→ WHAT TO WORK ON: Make an exact copy of the entries below.

→ INFORMATION SUPPLIED:
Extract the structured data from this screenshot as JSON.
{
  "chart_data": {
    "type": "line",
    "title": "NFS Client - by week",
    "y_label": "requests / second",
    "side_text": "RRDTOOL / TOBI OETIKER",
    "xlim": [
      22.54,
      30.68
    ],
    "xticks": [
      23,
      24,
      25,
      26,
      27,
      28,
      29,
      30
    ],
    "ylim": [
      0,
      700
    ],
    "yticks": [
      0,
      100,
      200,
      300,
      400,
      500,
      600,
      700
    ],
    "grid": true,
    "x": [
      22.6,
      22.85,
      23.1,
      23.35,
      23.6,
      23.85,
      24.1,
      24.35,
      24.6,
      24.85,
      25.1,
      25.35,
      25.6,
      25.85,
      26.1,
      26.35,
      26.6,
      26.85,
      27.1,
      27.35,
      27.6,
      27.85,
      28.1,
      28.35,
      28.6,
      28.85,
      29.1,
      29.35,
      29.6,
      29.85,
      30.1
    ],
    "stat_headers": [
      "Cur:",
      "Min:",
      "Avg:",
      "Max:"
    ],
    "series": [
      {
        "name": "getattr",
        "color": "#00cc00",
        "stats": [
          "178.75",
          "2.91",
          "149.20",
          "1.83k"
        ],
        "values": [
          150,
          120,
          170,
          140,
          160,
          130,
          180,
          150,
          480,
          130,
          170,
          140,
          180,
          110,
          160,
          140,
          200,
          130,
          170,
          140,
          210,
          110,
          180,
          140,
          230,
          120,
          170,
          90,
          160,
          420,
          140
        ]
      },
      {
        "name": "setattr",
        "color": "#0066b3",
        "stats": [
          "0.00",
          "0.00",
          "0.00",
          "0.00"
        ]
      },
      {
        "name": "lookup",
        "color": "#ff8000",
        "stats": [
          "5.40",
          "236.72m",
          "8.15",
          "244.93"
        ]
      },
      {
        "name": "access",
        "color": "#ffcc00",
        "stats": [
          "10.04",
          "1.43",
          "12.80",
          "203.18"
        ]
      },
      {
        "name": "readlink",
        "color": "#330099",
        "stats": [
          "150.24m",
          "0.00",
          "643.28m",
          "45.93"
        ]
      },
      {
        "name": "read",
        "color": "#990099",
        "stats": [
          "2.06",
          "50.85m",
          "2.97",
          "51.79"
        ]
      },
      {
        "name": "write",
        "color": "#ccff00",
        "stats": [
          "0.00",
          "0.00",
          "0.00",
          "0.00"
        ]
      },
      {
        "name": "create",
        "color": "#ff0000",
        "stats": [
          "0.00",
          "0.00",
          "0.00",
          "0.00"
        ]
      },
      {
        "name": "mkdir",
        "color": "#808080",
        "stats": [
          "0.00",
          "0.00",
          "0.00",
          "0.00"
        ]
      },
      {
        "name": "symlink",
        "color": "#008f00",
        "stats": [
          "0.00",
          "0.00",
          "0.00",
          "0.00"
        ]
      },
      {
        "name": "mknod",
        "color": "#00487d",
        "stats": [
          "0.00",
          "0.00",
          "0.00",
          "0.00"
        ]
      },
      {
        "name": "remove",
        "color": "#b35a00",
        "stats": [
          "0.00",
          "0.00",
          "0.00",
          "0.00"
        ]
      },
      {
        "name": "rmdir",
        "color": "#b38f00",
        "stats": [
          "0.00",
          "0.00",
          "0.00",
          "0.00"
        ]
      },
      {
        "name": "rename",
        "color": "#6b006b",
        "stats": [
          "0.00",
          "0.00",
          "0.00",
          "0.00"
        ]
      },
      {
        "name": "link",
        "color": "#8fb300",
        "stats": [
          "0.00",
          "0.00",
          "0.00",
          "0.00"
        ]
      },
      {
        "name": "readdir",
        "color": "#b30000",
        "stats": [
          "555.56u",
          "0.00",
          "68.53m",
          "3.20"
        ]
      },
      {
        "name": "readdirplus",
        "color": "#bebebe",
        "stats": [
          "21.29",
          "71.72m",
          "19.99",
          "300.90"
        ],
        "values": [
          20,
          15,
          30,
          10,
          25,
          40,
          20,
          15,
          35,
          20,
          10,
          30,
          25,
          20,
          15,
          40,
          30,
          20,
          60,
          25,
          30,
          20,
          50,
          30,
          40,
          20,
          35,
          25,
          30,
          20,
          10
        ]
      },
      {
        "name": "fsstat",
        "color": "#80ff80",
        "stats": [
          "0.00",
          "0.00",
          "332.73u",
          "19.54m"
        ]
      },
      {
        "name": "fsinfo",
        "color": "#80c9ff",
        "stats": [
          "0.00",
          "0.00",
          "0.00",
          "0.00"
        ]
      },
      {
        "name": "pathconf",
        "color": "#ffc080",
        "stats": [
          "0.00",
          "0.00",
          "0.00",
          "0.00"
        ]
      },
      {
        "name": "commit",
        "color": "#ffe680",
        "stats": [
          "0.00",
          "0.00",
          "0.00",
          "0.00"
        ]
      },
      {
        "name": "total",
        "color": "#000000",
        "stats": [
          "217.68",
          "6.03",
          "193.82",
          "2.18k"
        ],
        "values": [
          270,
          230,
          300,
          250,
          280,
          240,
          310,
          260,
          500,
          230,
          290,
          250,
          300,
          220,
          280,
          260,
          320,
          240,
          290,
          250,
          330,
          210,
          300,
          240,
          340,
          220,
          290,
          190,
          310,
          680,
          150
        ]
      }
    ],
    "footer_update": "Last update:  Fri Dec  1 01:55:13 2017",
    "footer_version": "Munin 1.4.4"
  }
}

→ SOLUTION TO THIS EXERCISE:
Extract the structured data from this screenshot as JSON.
{
  "chart_data": {
    "type": "line",
    "title": "NFS Client - by week",
    "y_label": "requests / second",
    "side_text": "RRDTOOL / TOBI OETIKER",
    "xlim": [
      22.54,
      30.68
    ],
    "xticks": [
      23,
      24,
      25,
      26,
      27,
      28,
      29,
      30
    ],
    "ylim": [
      0,
      700
    ],
    "yticks": [
      0,
      100,
      200,
      300,
      400,
      500,
      600,
      700
    ],
    "grid": true,
    "x": [
      22.6,
      22.85,
      23.1,
      23.35,
      23.6,
      23.85,
      24.1,
      24.35,
      24.6,
      24.85,
      25.1,
      25.35,
      25.6,
      25.85,
      26.1,
      26.35,
      26.6,
      26.85,
      27.1,
      27.35,
      27.6,
      27.85,
      28.1,
      28.35,
      28.6,
      28.85,
      29.1,
      29.35,
      29.6,
      29.85,
      30.1
    ],
    "stat_headers": [
      "Cur:",
      "Min:",
      "Avg:",
      "Max:"
    ],
    "series": [
      {
        "name": "getattr",
        "color": "#00cc00",
        "stats": [
          "178.75",
          "2.91",
          "149.20",
          "1.83k"
        ],
        "values": [
          150,
          120,
          170,
          140,
          160,
          130,
          180,
          150,
          480,
          130,
          170,
          140,
          180,
          110,
          160,
          140,
          200,
          130,
          170,
          140,
          210,
          110,
          180,
          140,
          230,
          120,
          170,
          90,
          160,
          420,
          140
        ]
      },
      {
        "name": "setattr",
        "color": "#0066b3",
        "stats": [
          "0.00",
          "0.00",
          "0.00",
          "0.00"
        ]
      },
      {
        "name": "lookup",
        "color": "#ff8000",
        "stats": [
          "5.40",
          "236.72m",
          "8.15",
          "244.93"
        ]
      },
      {
        "name": "access",
        "color": "#ffcc00",
        "stats": [
          "10.04",
          "1.43",
          "12.80",
          "203.18"
        ]
      },
      {
        "name": "readlink",
        "color": "#330099",
        "stats": [
          "150.24m",
          "0.00",
          "643.28m",
          "45.93"
        ]
      },
      {
        "name": "read",
        "color": "#990099",
        "stats": [
          "2.06",
          "50.85m",
          "2.97",
          "51.79"
        ]
      },
      {
        "name": "write",
        "color": "#ccff00",
        "stats": [
          "0.00",
          "0.00",
          "0.00",
          "0.00"
        ]
      },
      {
        "name": "create",
        "color": "#ff0000",
        "stats": [
          "0.00",
          "0.00",
          "0.00",
          "0.00"
        ]
      },
      {
        "name": "mkdir",
        "color": "#808080",
        "stats": [
          "0.00",
          "0.00",
          "0.00",
          "0.00"
        ]
      },
      {
        "name": "symlink",
        "color": "#008f00",
        "stats": [
          "0.00",
          "0.00",
          "0.00",
          "0.00"
        ]
      },
      {
        "name": "mknod",
        "color": "#00487d",
        "stats": [
          "0.00",
          "0.00",
          "0.00",
          "0.00"
        ]
      },
      {
        "name": "remove",
        "color": "#b35a00",
        "stats": [
          "0.00",
          "0.00",
          "0.00",
          "0.00"
        ]
      },
      {
        "name": "rmdir",
        "color": "#b38f00",
        "stats": [
          "0.00",
          "0.00",
          "0.00",
          "0.00"
        ]
      },
      {
        "name": "rename",
        "color": "#6b006b",
        "stats": [
          "0.00",
          "0.00",
          "0.00",
          "0.00"
        ]
      },
      {
        "name": "link",
        "color": "#8fb300",
        "stats": [
          "0.00",
          "0.00",
          "0.00",
          "0.00"
        ]
      },
      {
        "name": "readdir",
        "color": "#b30000",
        "stats": [
          "555.56u",
          "0.00",
          "68.53m",
          "3.20"
        ]
      },
      {
        "name": "readdirplus",
        "color": "#bebebe",
        "stats": [
          "21.29",
          "71.72m",
          "19.99",
          "300.90"
        ],
        "values": [
          20,
          15,
          30,
          10,
          25,
          40,
          20,
          15,
          35,
          20,
          10,
          30,
          25,
          20,
          15,
          40,
          30,
          20,
          60,
          25,
          30,
          20,
          50,
          30,
          40,
          20,
          35,
          25,
          30,
          20,
          10
        ]
      },
      {
        "name": "fsstat",
        "color": "#80ff80",
        "stats": [
          "0.00",
          "0.00",
          "332.73u",
          "19.54m"
        ]
      },
      {
        "name": "fsinfo",
        "color": "#80c9ff",
        "stats": [
          "0.00",
          "0.00",
          "0.00",
          "0.00"
        ]
      },
      {
        "name": "pathconf",
        "color": "#ffc080",
        "stats": [
          "0.00",
          "0.00",
          "0.00",
          "0.00"
        ]
      },
      {
        "name": "commit",
        "color": "#ffe680",
        "stats": [
          "0.00",
          "0.00",
          "0.00",
          "0.00"
        ]
      },
      {
        "name": "total",
        "color": "#000000",
        "stats": [
          "217.68",
          "6.03",
          "193.82",
          "2.18k"
        ],
        "values": [
          270,
          230,
          300,
          250,
          280,
          240,
          310,
          260,
          500,
          230,
          290,
          250,
          300,
          220,
          280,
          260,
          320,
          240,
          290,
          250,
          330,
          210,
          300,
          240,
          340,
          220,
          290,
          190,
          310,
          680,
          150
        ]
      }
    ],
    "footer_update": "Last update:  Fri Dec  1 01:55:13 2017",
    "footer_version": "Munin 1.4.4"
  }
}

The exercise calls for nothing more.